* Begin *

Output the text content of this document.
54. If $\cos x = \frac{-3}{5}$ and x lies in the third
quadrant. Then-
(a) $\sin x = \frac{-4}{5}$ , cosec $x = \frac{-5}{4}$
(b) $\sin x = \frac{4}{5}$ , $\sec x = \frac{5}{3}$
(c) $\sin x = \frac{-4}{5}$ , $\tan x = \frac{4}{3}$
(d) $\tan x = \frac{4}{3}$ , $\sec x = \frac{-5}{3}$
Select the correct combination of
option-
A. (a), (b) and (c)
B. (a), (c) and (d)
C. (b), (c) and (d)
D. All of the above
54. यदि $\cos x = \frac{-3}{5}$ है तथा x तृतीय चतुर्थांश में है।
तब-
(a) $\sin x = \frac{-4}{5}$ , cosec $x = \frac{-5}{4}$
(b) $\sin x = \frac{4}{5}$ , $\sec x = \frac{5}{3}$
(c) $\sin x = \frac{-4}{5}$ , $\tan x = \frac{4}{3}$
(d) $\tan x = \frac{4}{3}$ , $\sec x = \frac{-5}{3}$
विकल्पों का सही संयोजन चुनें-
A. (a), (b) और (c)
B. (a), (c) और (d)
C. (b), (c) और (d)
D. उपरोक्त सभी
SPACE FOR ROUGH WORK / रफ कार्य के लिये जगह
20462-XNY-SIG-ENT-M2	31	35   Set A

* End *

■ The problem: Return the lines above exactly, keeping every word.

■ Complete answer:
Output the text content of this document.
54. If $\cos x = \frac{-3}{5}$ and x lies in the third
quadrant. Then-
(a) $\sin x = \frac{-4}{5}$ , cosec $x = \frac{-5}{4}$
(b) $\sin x = \frac{4}{5}$ , $\sec x = \frac{5}{3}$
(c) $\sin x = \frac{-4}{5}$ , $\tan x = \frac{4}{3}$
(d) $\tan x = \frac{4}{3}$ , $\sec x = \frac{-5}{3}$
Select the correct combination of
option-
A. (a), (b) and (c)
B. (a), (c) and (d)
C. (b), (c) and (d)
D. All of the above
54. यदि $\cos x = \frac{-3}{5}$ है तथा x तृतीय चतुर्थांश में है।
तब-
(a) $\sin x = \frac{-4}{5}$ , cosec $x = \frac{-5}{4}$
(b) $\sin x = \frac{4}{5}$ , $\sec x = \frac{5}{3}$
(c) $\sin x = \frac{-4}{5}$ , $\tan x = \frac{4}{3}$
(d) $\tan x = \frac{4}{3}$ , $\sec x = \frac{-5}{3}$
विकल्पों का सही संयोजन चुनें-
A. (a), (b) और (c)
B. (a), (c) और (d)
C. (b), (c) और (d)
D. उपरोक्त सभी
SPACE FOR ROUGH WORK / रफ कार्य के लिये जगह
20462-XNY-SIG-ENT-M2	31	35   Set A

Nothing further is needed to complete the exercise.